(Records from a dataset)
········

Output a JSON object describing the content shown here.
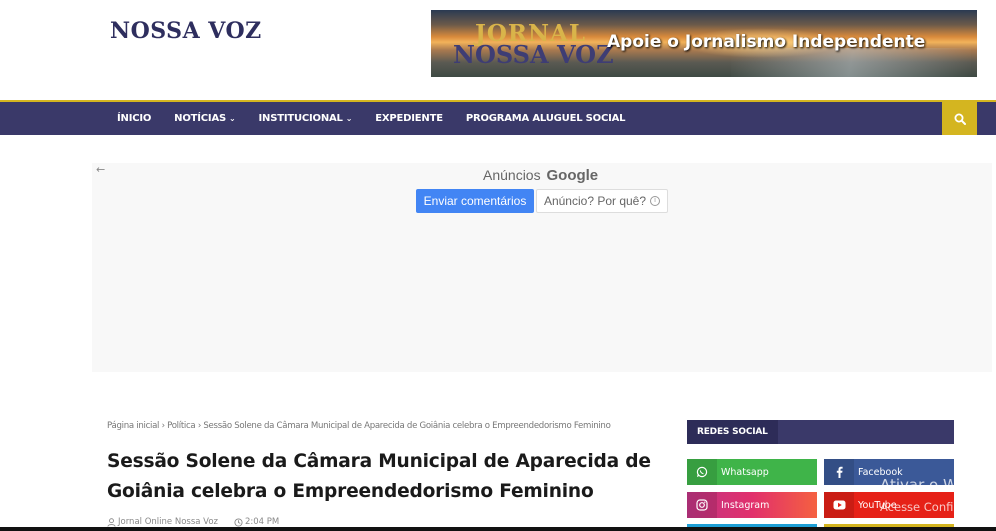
{
  "header": {
    "site_title": "NOSSA VOZ",
    "banner": {
      "logo_line1": "JORNAL",
      "logo_line2": "NOSSA VOZ",
      "slogan": "Apoie o Jornalismo Independente"
    }
  },
  "nav": {
    "items": [
      {
        "label": "ÍNICIO",
        "dropdown": false
      },
      {
        "label": "NOTÍCIAS",
        "dropdown": true
      },
      {
        "label": "INSTITUCIONAL",
        "dropdown": true
      },
      {
        "label": "EXPEDIENTE",
        "dropdown": false
      },
      {
        "label": "PROGRAMA ALUGUEL SOCIAL",
        "dropdown": false
      }
    ],
    "chevron": "⌄",
    "search_icon": "search-icon"
  },
  "ad": {
    "back_arrow": "←",
    "label": "Anúncios",
    "brand": "Google",
    "send_feedback": "Enviar comentários",
    "why_ad": "Anúncio? Por quê?",
    "info_glyph": "i"
  },
  "article": {
    "breadcrumb": "Página inicial › Política › Sessão Solene da Câmara Municipal de Aparecida de Goiânia celebra o Empreendedorismo Feminino",
    "title": "Sessão Solene da Câmara Municipal de Aparecida de Goiânia celebra o Empreendedorismo Feminino",
    "author": "Jornal Online Nossa Voz",
    "time": "2:04 PM"
  },
  "sidebar": {
    "heading": "REDES SOCIAL",
    "social": [
      {
        "name": "Whatsapp",
        "icon": "whatsapp-icon",
        "color": "#3fb449"
      },
      {
        "name": "Facebook",
        "icon": "facebook-icon",
        "color": "#3b5998"
      },
      {
        "name": "Instagram",
        "icon": "instagram-icon",
        "color": "#e1306c"
      },
      {
        "name": "YouTube",
        "icon": "youtube-icon",
        "color": "#e62117"
      }
    ]
  },
  "watermark": {
    "line1": "Ativar o Windows",
    "line2": "Acesse Configurações"
  },
  "colors": {
    "nav_bg": "#3a3969",
    "accent": "#d4b520"
  }
}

········

• **REQUIRED WORK**
Write out the data precisely as given, excluding the pictures.

• **TASK OUTPUT**
Output a JSON object describing the content shown here.
{
  "header": {
    "site_title": "NOSSA VOZ",
    "banner": {
      "logo_line1": "JORNAL",
      "logo_line2": "NOSSA VOZ",
      "slogan": "Apoie o Jornalismo Independente"
    }
  },
  "nav": {
    "items": [
      {
        "label": "ÍNICIO",
        "dropdown": false
      },
      {
        "label": "NOTÍCIAS",
        "dropdown": true
      },
      {
        "label": "INSTITUCIONAL",
        "dropdown": true
      },
      {
        "label": "EXPEDIENTE",
        "dropdown": false
      },
      {
        "label": "PROGRAMA ALUGUEL SOCIAL",
        "dropdown": false
      }
    ],
    "chevron": "⌄",
    "search_icon": "search-icon"
  },
  "ad": {
    "back_arrow": "←",
    "label": "Anúncios",
    "brand": "Google",
    "send_feedback": "Enviar comentários",
    "why_ad": "Anúncio? Por quê?",
    "info_glyph": "i"
  },
  "article": {
    "breadcrumb": "Página inicial › Política › Sessão Solene da Câmara Municipal de Aparecida de Goiânia celebra o Empreendedorismo Feminino",
    "title": "Sessão Solene da Câmara Municipal de Aparecida de Goiânia celebra o Empreendedorismo Feminino",
    "author": "Jornal Online Nossa Voz",
    "time": "2:04 PM"
  },
  "sidebar": {
    "heading": "REDES SOCIAL",
    "social": [
      {
        "name": "Whatsapp",
        "icon": "whatsapp-icon",
        "color": "#3fb449"
      },
      {
        "name": "Facebook",
        "icon": "facebook-icon",
        "color": "#3b5998"
      },
      {
        "name": "Instagram",
        "icon": "instagram-icon",
        "color": "#e1306c"
      },
      {
        "name": "YouTube",
        "icon": "youtube-icon",
        "color": "#e62117"
      }
    ]
  },
  "watermark": {
    "line1": "Ativar o Windows",
    "line2": "Acesse Configurações"
  },
  "colors": {
    "nav_bg": "#3a3969",
    "accent": "#d4b520"
  }
}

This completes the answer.